** Begin EXERCISE INPUTS **
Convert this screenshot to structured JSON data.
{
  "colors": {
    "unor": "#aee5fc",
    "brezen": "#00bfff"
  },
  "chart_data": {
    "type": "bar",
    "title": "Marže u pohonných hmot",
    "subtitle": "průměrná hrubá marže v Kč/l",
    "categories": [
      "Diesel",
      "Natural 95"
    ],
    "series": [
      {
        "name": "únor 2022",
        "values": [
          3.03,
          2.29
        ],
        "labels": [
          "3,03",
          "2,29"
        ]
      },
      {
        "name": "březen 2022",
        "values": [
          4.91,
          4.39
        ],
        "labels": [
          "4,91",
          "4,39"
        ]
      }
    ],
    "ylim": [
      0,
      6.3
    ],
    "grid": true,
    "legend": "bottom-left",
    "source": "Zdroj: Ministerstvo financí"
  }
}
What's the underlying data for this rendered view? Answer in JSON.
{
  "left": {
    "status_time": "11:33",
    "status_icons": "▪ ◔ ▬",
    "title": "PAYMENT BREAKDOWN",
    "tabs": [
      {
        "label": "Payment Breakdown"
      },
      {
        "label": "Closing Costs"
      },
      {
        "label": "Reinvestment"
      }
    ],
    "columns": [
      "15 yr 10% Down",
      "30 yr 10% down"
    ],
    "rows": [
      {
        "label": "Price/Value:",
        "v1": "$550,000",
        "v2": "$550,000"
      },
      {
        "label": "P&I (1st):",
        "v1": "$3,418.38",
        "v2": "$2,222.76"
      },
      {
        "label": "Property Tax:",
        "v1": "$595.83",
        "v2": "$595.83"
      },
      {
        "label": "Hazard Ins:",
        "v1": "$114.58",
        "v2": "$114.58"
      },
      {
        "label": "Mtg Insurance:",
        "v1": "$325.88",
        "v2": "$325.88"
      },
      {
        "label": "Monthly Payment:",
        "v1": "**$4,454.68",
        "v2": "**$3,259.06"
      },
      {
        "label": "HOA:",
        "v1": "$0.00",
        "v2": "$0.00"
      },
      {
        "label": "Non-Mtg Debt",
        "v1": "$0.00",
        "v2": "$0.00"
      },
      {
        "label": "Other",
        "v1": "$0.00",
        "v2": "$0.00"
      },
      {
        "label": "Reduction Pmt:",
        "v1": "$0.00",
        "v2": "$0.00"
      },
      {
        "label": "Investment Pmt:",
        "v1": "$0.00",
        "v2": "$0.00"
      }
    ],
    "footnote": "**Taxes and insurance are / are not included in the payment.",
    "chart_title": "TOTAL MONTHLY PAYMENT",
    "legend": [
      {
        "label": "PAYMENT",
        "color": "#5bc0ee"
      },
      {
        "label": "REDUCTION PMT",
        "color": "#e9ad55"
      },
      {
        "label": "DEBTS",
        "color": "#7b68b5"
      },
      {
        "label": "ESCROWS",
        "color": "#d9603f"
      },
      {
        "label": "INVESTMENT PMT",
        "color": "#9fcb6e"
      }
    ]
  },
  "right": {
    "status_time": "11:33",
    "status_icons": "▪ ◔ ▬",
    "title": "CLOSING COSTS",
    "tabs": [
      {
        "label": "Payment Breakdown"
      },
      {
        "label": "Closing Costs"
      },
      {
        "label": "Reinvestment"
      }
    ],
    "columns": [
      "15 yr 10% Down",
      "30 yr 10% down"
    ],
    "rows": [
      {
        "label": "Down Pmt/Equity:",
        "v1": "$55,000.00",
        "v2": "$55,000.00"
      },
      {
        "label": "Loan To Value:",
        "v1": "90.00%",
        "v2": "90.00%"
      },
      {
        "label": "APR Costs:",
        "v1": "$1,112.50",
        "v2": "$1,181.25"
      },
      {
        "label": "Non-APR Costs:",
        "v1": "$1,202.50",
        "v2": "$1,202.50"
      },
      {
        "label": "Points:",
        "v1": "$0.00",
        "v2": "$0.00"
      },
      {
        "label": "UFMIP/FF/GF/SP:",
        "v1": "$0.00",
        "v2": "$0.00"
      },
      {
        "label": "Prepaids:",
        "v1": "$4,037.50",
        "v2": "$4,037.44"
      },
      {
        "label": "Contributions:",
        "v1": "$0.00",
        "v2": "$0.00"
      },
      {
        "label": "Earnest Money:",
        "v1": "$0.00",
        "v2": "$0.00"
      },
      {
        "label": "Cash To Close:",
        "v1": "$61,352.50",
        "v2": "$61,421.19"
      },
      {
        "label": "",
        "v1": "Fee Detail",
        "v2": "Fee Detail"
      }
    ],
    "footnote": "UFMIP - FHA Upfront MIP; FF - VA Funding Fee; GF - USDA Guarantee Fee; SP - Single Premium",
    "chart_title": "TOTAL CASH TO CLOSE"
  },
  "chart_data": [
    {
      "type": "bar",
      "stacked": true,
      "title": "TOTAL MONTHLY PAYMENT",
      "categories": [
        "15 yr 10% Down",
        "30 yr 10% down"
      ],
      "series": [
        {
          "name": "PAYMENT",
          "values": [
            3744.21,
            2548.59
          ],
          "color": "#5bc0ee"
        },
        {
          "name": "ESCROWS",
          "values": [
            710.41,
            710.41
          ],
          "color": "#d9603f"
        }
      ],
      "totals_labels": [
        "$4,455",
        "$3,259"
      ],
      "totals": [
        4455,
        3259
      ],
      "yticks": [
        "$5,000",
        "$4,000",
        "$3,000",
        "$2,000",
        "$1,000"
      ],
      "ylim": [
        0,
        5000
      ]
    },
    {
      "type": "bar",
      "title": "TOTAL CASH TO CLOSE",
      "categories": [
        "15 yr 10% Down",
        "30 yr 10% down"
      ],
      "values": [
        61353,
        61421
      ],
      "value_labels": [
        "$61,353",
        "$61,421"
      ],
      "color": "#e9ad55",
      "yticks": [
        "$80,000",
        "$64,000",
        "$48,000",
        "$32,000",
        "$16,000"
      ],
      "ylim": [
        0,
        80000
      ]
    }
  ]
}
** End EXERCISE INPUTS **
** TASK INSTRUCTIONS **
Output all of the data again. Match it exactly.

** TASK RESPONSE **
Convert this screenshot to structured JSON data.
{
  "colors": {
    "unor": "#aee5fc",
    "brezen": "#00bfff"
  },
  "chart_data": {
    "type": "bar",
    "title": "Marže u pohonných hmot",
    "subtitle": "průměrná hrubá marže v Kč/l",
    "categories": [
      "Diesel",
      "Natural 95"
    ],
    "series": [
      {
        "name": "únor 2022",
        "values": [
          3.03,
          2.29
        ],
        "labels": [
          "3,03",
          "2,29"
        ]
      },
      {
        "name": "březen 2022",
        "values": [
          4.91,
          4.39
        ],
        "labels": [
          "4,91",
          "4,39"
        ]
      }
    ],
    "ylim": [
      0,
      6.3
    ],
    "grid": true,
    "legend": "bottom-left",
    "source": "Zdroj: Ministerstvo financí"
  }
}
What's the underlying data for this rendered view? Answer in JSON.
{
  "left": {
    "status_time": "11:33",
    "status_icons": "▪ ◔ ▬",
    "title": "PAYMENT BREAKDOWN",
    "tabs": [
      {
        "label": "Payment Breakdown"
      },
      {
        "label": "Closing Costs"
      },
      {
        "label": "Reinvestment"
      }
    ],
    "columns": [
      "15 yr 10% Down",
      "30 yr 10% down"
    ],
    "rows": [
      {
        "label": "Price/Value:",
        "v1": "$550,000",
        "v2": "$550,000"
      },
      {
        "label": "P&I (1st):",
        "v1": "$3,418.38",
        "v2": "$2,222.76"
      },
      {
        "label": "Property Tax:",
        "v1": "$595.83",
        "v2": "$595.83"
      },
      {
        "label": "Hazard Ins:",
        "v1": "$114.58",
        "v2": "$114.58"
      },
      {
        "label": "Mtg Insurance:",
        "v1": "$325.88",
        "v2": "$325.88"
      },
      {
        "label": "Monthly Payment:",
        "v1": "**$4,454.68",
        "v2": "**$3,259.06"
      },
      {
        "label": "HOA:",
        "v1": "$0.00",
        "v2": "$0.00"
      },
      {
        "label": "Non-Mtg Debt",
        "v1": "$0.00",
        "v2": "$0.00"
      },
      {
        "label": "Other",
        "v1": "$0.00",
        "v2": "$0.00"
      },
      {
        "label": "Reduction Pmt:",
        "v1": "$0.00",
        "v2": "$0.00"
      },
      {
        "label": "Investment Pmt:",
        "v1": "$0.00",
        "v2": "$0.00"
      }
    ],
    "footnote": "**Taxes and insurance are / are not included in the payment.",
    "chart_title": "TOTAL MONTHLY PAYMENT",
    "legend": [
      {
        "label": "PAYMENT",
        "color": "#5bc0ee"
      },
      {
        "label": "REDUCTION PMT",
        "color": "#e9ad55"
      },
      {
        "label": "DEBTS",
        "color": "#7b68b5"
      },
      {
        "label": "ESCROWS",
        "color": "#d9603f"
      },
      {
        "label": "INVESTMENT PMT",
        "color": "#9fcb6e"
      }
    ]
  },
  "right": {
    "status_time": "11:33",
    "status_icons": "▪ ◔ ▬",
    "title": "CLOSING COSTS",
    "tabs": [
      {
        "label": "Payment Breakdown"
      },
      {
        "label": "Closing Costs"
      },
      {
        "label": "Reinvestment"
      }
    ],
    "columns": [
      "15 yr 10% Down",
      "30 yr 10% down"
    ],
    "rows": [
      {
        "label": "Down Pmt/Equity:",
        "v1": "$55,000.00",
        "v2": "$55,000.00"
      },
      {
        "label": "Loan To Value:",
        "v1": "90.00%",
        "v2": "90.00%"
      },
      {
        "label": "APR Costs:",
        "v1": "$1,112.50",
        "v2": "$1,181.25"
      },
      {
        "label": "Non-APR Costs:",
        "v1": "$1,202.50",
        "v2": "$1,202.50"
      },
      {
        "label": "Points:",
        "v1": "$0.00",
        "v2": "$0.00"
      },
      {
        "label": "UFMIP/FF/GF/SP:",
        "v1": "$0.00",
        "v2": "$0.00"
      },
      {
        "label": "Prepaids:",
        "v1": "$4,037.50",
        "v2": "$4,037.44"
      },
      {
        "label": "Contributions:",
        "v1": "$0.00",
        "v2": "$0.00"
      },
      {
        "label": "Earnest Money:",
        "v1": "$0.00",
        "v2": "$0.00"
      },
      {
        "label": "Cash To Close:",
        "v1": "$61,352.50",
        "v2": "$61,421.19"
      },
      {
        "label": "",
        "v1": "Fee Detail",
        "v2": "Fee Detail"
      }
    ],
    "footnote": "UFMIP - FHA Upfront MIP; FF - VA Funding Fee; GF - USDA Guarantee Fee; SP - Single Premium",
    "chart_title": "TOTAL CASH TO CLOSE"
  },
  "chart_data": [
    {
      "type": "bar",
      "stacked": true,
      "title": "TOTAL MONTHLY PAYMENT",
      "categories": [
        "15 yr 10% Down",
        "30 yr 10% down"
      ],
      "series": [
        {
          "name": "PAYMENT",
          "values": [
            3744.21,
            2548.59
          ],
          "color": "#5bc0ee"
        },
        {
          "name": "ESCROWS",
          "values": [
            710.41,
            710.41
          ],
          "color": "#d9603f"
        }
      ],
      "totals_labels": [
        "$4,455",
        "$3,259"
      ],
      "totals": [
        4455,
        3259
      ],
      "yticks": [
        "$5,000",
        "$4,000",
        "$3,000",
        "$2,000",
        "$1,000"
      ],
      "ylim": [
        0,
        5000
      ]
    },
    {
      "type": "bar",
      "title": "TOTAL CASH TO CLOSE",
      "categories": [
        "15 yr 10% Down",
        "30 yr 10% down"
      ],
      "values": [
        61353,
        61421
      ],
      "value_labels": [
        "$61,353",
        "$61,421"
      ],
      "color": "#e9ad55",
      "yticks": [
        "$80,000",
        "$64,000",
        "$48,000",
        "$32,000",
        "$16,000"
      ],
      "ylim": [
        0,
        80000
      ]
    }
  ]
}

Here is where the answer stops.